[Start Given data]
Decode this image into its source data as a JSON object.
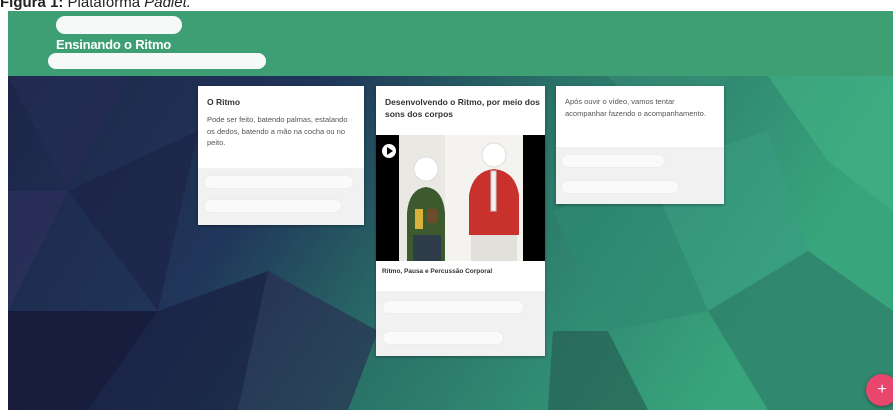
{
  "caption": {
    "label": "Figura 1:",
    "text": "Plataforma",
    "emphasis": "Padlet."
  },
  "board": {
    "title": "Ensinando o Ritmo"
  },
  "cards": [
    {
      "title": "O Ritmo",
      "body": "Pode ser feito, batendo palmas, estalando os dedos, batendo a mão na cocha ou no peito."
    },
    {
      "title": "Desenvolvendo o Ritmo, por meio dos sons dos corpos",
      "video_caption": "Ritmo, Pausa e Percussão Corporal"
    },
    {
      "body": "Após ouvir o vídeo, vamos tentar acompanhar fazendo o acompanhamento."
    }
  ],
  "icons": {
    "play": "play-icon",
    "add": "plus-icon"
  },
  "fab": {
    "label": "+"
  },
  "colors": {
    "header": "#3e9e74",
    "background_dark": "#1e2b4e",
    "background_green": "#3aa37a",
    "fab": "#e8466d"
  }
}
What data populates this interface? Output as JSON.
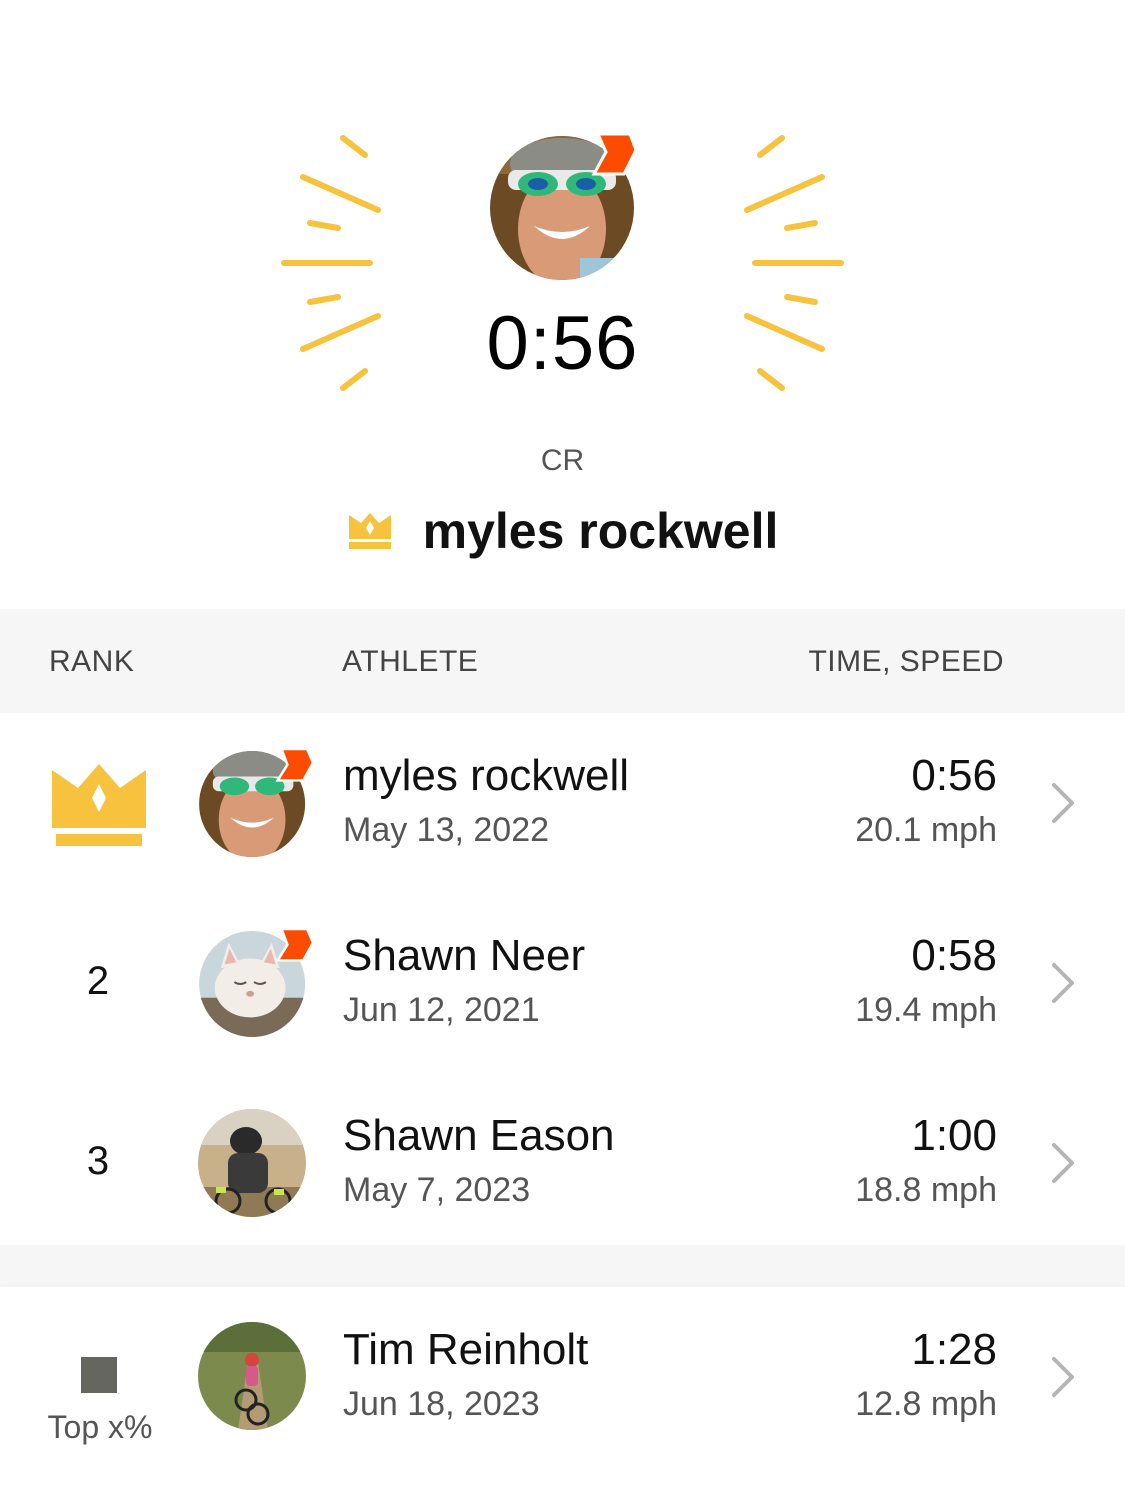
{
  "hero": {
    "time": "0:56",
    "label": "CR",
    "holder_name": "myles rockwell",
    "colors": {
      "accent": "#f7c33e",
      "badge": "#fc4c02"
    },
    "icons": [
      "crown-icon",
      "subscriber-badge-icon"
    ]
  },
  "columns": {
    "rank": "RANK",
    "athlete": "ATHLETE",
    "time_speed": "TIME, SPEED"
  },
  "rows": [
    {
      "rank": "1",
      "rank_icon": "crown-icon",
      "name": "myles rockwell",
      "date": "May 13, 2022",
      "time": "0:56",
      "speed": "20.1 mph",
      "badge": true
    },
    {
      "rank": "2",
      "name": "Shawn Neer",
      "date": "Jun 12, 2021",
      "time": "0:58",
      "speed": "19.4 mph",
      "badge": true
    },
    {
      "rank": "3",
      "name": "Shawn Eason",
      "date": "May 7, 2023",
      "time": "1:00",
      "speed": "18.8 mph",
      "badge": false
    }
  ],
  "you": {
    "rank_label": "Top x%",
    "name": "Tim Reinholt",
    "date": "Jun 18, 2023",
    "time": "1:28",
    "speed": "12.8 mph"
  }
}
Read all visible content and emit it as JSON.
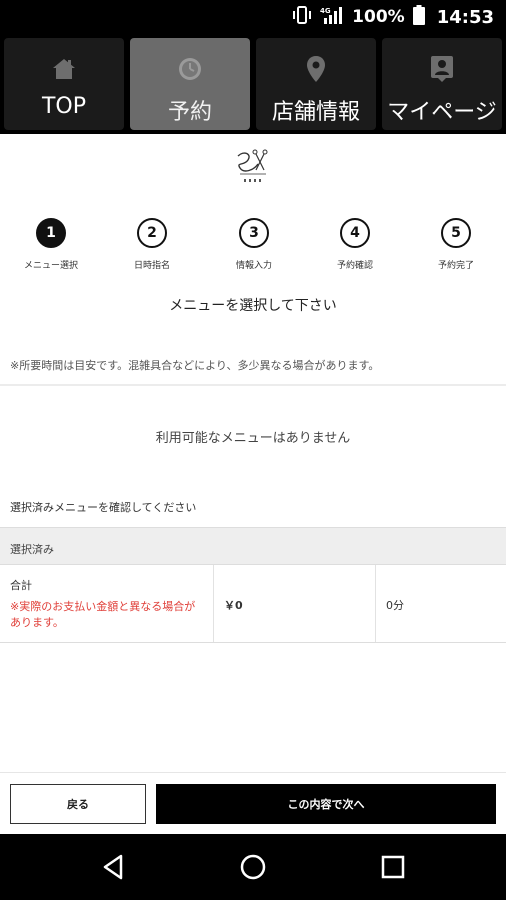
[End Given data]
:: Given task ::
In the entries above, identify every line with the string "title".

:: The completed task ::
    "title": "Ensinando o Ritmo"
      "title": "O Ritmo",
      "title": "Desenvolvendo o Ritmo, por meio dos sons dos corpos",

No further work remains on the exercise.